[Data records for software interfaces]
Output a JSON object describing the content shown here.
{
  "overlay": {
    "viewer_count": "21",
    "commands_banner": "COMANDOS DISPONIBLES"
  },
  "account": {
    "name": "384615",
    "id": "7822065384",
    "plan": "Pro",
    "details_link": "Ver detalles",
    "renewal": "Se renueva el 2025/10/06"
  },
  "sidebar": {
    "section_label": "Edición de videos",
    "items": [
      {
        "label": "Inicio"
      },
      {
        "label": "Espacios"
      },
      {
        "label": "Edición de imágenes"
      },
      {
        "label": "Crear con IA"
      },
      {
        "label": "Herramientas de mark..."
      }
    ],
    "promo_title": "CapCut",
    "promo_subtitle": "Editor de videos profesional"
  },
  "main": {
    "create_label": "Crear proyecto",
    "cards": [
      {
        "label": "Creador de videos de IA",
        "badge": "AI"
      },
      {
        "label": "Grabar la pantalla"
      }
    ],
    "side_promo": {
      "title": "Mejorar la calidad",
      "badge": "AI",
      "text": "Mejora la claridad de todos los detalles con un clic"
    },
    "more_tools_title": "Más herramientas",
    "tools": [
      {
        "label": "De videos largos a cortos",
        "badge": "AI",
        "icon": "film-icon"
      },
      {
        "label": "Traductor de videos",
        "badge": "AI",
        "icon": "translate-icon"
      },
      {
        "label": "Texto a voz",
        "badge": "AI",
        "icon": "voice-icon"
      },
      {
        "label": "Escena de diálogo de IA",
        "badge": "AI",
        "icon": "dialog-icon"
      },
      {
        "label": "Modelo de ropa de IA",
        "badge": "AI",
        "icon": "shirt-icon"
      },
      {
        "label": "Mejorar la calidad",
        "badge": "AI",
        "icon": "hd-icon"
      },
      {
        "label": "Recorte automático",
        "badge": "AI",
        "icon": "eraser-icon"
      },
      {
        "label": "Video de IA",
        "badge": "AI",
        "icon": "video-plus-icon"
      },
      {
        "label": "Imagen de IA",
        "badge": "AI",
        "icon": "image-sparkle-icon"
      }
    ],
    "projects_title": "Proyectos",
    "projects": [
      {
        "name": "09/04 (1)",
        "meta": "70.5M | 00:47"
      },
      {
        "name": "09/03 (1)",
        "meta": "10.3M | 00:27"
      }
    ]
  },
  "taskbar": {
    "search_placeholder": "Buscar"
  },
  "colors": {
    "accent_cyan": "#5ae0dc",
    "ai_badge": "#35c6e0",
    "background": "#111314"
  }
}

# Task directions
A bare number is expected: how many lines above contain the word "videos"?

# Completed task
5